[Records contained in a dataset]
^^^^^^^^^^^^^^^^
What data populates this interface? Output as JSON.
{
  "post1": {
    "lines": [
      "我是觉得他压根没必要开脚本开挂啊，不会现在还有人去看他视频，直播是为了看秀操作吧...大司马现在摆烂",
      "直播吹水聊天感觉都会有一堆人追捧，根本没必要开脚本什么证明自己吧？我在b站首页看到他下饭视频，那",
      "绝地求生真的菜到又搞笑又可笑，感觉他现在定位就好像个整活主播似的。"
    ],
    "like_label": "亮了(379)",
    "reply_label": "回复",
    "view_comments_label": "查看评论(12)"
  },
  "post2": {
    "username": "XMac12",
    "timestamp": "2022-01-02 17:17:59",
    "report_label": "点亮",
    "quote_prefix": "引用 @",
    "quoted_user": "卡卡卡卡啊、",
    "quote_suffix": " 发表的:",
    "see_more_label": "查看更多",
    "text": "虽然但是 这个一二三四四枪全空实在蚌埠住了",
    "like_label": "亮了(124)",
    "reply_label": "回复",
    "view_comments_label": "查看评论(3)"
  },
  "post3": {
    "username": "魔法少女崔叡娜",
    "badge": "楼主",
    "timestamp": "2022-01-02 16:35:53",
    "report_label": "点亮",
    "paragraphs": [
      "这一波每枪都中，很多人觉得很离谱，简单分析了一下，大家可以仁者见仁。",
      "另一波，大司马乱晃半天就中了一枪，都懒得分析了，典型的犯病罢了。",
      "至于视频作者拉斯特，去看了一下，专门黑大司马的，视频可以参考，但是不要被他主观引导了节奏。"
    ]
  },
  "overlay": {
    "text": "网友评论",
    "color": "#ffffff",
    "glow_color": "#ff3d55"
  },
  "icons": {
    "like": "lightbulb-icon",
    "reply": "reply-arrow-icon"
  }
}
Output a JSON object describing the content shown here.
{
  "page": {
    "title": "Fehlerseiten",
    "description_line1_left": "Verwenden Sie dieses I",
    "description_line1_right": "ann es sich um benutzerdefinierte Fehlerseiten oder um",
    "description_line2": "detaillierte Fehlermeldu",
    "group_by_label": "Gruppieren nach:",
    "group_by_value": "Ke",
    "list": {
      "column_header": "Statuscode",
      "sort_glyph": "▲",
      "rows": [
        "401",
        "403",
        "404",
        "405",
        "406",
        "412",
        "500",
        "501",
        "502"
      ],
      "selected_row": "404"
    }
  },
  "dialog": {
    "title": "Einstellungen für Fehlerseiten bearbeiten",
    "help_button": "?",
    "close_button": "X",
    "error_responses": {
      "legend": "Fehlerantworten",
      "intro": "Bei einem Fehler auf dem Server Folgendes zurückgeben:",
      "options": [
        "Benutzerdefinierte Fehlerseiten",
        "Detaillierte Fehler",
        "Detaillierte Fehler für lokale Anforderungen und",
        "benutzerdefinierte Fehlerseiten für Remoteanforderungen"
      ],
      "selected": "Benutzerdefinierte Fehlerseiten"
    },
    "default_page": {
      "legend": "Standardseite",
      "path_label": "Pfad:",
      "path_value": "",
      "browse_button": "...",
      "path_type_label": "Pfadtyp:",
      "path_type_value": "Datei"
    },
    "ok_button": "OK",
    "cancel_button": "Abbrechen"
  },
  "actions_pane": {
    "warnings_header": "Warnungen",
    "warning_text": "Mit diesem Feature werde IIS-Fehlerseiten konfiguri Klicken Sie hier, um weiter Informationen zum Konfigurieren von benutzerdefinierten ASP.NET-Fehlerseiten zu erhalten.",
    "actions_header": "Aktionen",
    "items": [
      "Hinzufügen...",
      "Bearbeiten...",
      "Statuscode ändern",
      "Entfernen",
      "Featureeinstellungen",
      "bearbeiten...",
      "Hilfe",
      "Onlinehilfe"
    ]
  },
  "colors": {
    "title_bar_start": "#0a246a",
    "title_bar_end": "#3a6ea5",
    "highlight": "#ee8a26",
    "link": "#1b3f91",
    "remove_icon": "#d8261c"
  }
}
^^^^^^^^^^^^^^^^
WRITTEN INSTRUCTION
Print out every record again, exactly and in full.

SOLUTION
What data populates this interface? Output as JSON.
{
  "post1": {
    "lines": [
      "我是觉得他压根没必要开脚本开挂啊，不会现在还有人去看他视频，直播是为了看秀操作吧...大司马现在摆烂",
      "直播吹水聊天感觉都会有一堆人追捧，根本没必要开脚本什么证明自己吧？我在b站首页看到他下饭视频，那",
      "绝地求生真的菜到又搞笑又可笑，感觉他现在定位就好像个整活主播似的。"
    ],
    "like_label": "亮了(379)",
    "reply_label": "回复",
    "view_comments_label": "查看评论(12)"
  },
  "post2": {
    "username": "XMac12",
    "timestamp": "2022-01-02 17:17:59",
    "report_label": "点亮",
    "quote_prefix": "引用 @",
    "quoted_user": "卡卡卡卡啊、",
    "quote_suffix": " 发表的:",
    "see_more_label": "查看更多",
    "text": "虽然但是 这个一二三四四枪全空实在蚌埠住了",
    "like_label": "亮了(124)",
    "reply_label": "回复",
    "view_comments_label": "查看评论(3)"
  },
  "post3": {
    "username": "魔法少女崔叡娜",
    "badge": "楼主",
    "timestamp": "2022-01-02 16:35:53",
    "report_label": "点亮",
    "paragraphs": [
      "这一波每枪都中，很多人觉得很离谱，简单分析了一下，大家可以仁者见仁。",
      "另一波，大司马乱晃半天就中了一枪，都懒得分析了，典型的犯病罢了。",
      "至于视频作者拉斯特，去看了一下，专门黑大司马的，视频可以参考，但是不要被他主观引导了节奏。"
    ]
  },
  "overlay": {
    "text": "网友评论",
    "color": "#ffffff",
    "glow_color": "#ff3d55"
  },
  "icons": {
    "like": "lightbulb-icon",
    "reply": "reply-arrow-icon"
  }
}
Output a JSON object describing the content shown here.
{
  "page": {
    "title": "Fehlerseiten",
    "description_line1_left": "Verwenden Sie dieses I",
    "description_line1_right": "ann es sich um benutzerdefinierte Fehlerseiten oder um",
    "description_line2": "detaillierte Fehlermeldu",
    "group_by_label": "Gruppieren nach:",
    "group_by_value": "Ke",
    "list": {
      "column_header": "Statuscode",
      "sort_glyph": "▲",
      "rows": [
        "401",
        "403",
        "404",
        "405",
        "406",
        "412",
        "500",
        "501",
        "502"
      ],
      "selected_row": "404"
    }
  },
  "dialog": {
    "title": "Einstellungen für Fehlerseiten bearbeiten",
    "help_button": "?",
    "close_button": "X",
    "error_responses": {
      "legend": "Fehlerantworten",
      "intro": "Bei einem Fehler auf dem Server Folgendes zurückgeben:",
      "options": [
        "Benutzerdefinierte Fehlerseiten",
        "Detaillierte Fehler",
        "Detaillierte Fehler für lokale Anforderungen und",
        "benutzerdefinierte Fehlerseiten für Remoteanforderungen"
      ],
      "selected": "Benutzerdefinierte Fehlerseiten"
    },
    "default_page": {
      "legend": "Standardseite",
      "path_label": "Pfad:",
      "path_value": "",
      "browse_button": "...",
      "path_type_label": "Pfadtyp:",
      "path_type_value": "Datei"
    },
    "ok_button": "OK",
    "cancel_button": "Abbrechen"
  },
  "actions_pane": {
    "warnings_header": "Warnungen",
    "warning_text": "Mit diesem Feature werde IIS-Fehlerseiten konfiguri Klicken Sie hier, um weiter Informationen zum Konfigurieren von benutzerdefinierten ASP.NET-Fehlerseiten zu erhalten.",
    "actions_header": "Aktionen",
    "items": [
      "Hinzufügen...",
      "Bearbeiten...",
      "Statuscode ändern",
      "Entfernen",
      "Featureeinstellungen",
      "bearbeiten...",
      "Hilfe",
      "Onlinehilfe"
    ]
  },
  "colors": {
    "title_bar_start": "#0a246a",
    "title_bar_end": "#3a6ea5",
    "highlight": "#ee8a26",
    "link": "#1b3f91",
    "remove_icon": "#d8261c"
  }
}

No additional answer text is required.